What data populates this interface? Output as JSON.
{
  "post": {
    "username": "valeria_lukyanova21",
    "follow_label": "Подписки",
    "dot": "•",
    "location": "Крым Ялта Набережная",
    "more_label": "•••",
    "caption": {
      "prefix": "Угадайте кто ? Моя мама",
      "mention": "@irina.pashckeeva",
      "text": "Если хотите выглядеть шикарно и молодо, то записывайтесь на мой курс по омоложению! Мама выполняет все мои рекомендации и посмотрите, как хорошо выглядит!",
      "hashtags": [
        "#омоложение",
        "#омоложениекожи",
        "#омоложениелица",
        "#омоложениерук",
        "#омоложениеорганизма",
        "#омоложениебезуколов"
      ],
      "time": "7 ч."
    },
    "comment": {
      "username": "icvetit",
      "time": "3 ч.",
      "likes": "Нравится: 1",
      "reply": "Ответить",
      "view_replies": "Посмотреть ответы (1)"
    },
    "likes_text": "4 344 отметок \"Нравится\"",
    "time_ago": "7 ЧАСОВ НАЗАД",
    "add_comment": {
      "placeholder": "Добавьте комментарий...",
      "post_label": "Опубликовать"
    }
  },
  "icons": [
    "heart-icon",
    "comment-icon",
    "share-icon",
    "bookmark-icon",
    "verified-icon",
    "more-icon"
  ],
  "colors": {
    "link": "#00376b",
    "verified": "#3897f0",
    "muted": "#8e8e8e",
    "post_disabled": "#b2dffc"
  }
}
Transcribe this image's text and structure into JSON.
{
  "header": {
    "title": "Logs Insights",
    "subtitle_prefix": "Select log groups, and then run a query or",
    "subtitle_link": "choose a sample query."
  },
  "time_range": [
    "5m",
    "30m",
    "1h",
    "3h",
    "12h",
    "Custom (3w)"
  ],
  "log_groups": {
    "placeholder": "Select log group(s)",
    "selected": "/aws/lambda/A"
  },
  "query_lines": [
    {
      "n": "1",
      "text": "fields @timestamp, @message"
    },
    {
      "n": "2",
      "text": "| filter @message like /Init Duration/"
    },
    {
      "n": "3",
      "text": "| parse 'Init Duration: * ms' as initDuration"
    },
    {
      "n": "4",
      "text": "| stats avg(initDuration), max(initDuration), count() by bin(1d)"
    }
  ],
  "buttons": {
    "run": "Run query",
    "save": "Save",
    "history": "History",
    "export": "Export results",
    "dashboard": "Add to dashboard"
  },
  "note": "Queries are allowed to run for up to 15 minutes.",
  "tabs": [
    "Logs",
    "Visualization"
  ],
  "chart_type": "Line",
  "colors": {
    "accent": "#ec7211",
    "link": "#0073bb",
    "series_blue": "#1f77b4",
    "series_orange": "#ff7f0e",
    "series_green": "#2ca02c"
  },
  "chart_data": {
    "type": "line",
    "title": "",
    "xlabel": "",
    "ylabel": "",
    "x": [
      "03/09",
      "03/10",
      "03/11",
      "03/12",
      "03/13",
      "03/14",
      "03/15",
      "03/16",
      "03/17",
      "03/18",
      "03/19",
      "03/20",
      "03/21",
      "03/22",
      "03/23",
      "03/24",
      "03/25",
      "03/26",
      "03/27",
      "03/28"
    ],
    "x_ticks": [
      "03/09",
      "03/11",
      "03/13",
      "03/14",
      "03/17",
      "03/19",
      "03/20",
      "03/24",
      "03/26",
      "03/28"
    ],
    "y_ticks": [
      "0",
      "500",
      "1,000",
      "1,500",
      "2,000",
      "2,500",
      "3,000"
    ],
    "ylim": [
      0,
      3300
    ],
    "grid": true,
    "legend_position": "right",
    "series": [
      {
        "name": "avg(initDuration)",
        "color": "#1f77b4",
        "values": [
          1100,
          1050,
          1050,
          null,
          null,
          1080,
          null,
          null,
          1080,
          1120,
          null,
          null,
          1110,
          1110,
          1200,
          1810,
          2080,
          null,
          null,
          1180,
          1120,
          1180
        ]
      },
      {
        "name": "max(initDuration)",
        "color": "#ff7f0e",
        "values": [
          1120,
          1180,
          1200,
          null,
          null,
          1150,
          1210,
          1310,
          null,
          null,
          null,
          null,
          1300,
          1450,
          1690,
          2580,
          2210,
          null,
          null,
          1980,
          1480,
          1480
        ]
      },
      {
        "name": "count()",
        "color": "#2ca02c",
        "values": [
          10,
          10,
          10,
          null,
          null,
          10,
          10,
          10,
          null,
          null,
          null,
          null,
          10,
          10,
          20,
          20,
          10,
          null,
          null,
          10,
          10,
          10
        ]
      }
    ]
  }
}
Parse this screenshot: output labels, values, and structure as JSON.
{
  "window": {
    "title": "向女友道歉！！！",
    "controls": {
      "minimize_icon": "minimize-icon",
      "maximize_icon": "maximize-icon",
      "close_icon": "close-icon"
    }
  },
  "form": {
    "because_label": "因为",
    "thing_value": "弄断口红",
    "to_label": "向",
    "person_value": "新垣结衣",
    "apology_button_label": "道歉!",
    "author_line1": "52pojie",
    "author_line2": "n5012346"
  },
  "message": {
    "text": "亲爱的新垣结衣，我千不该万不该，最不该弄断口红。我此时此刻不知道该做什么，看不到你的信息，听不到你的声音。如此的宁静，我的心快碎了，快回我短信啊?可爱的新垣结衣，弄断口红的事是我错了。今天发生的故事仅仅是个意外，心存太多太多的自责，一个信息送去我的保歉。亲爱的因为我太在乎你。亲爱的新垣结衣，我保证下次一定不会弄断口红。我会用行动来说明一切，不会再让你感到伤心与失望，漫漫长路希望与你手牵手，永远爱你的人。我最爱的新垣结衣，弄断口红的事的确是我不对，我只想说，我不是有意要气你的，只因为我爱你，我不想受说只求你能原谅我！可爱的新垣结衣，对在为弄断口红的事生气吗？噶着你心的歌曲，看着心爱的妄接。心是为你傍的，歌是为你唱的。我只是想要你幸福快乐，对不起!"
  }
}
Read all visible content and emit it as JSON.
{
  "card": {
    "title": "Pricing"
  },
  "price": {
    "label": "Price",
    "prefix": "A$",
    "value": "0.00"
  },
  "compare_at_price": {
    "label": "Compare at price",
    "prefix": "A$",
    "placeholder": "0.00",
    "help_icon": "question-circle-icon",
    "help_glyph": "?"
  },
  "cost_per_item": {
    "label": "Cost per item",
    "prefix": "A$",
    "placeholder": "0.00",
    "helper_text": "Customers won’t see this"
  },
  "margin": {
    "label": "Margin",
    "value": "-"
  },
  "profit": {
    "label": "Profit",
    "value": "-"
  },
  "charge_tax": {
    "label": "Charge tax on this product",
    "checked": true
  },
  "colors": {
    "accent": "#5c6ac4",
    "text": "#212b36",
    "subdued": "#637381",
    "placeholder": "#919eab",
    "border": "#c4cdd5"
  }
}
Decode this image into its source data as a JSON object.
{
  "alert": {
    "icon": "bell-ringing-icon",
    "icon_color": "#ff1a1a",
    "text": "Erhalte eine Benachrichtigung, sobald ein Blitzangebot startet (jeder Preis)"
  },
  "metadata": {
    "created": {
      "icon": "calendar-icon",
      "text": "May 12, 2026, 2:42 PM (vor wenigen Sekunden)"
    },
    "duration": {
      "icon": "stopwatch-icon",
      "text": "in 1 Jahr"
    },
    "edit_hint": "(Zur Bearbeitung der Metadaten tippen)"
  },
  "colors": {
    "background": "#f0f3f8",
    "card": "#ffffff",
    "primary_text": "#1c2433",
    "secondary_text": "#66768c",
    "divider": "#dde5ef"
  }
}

★ ★ ★

• What is being asked: Show each line of the listing that holds the string "username".

• Response to this task:
    "username": "valeria_lukyanova21",
      "username": "icvetit",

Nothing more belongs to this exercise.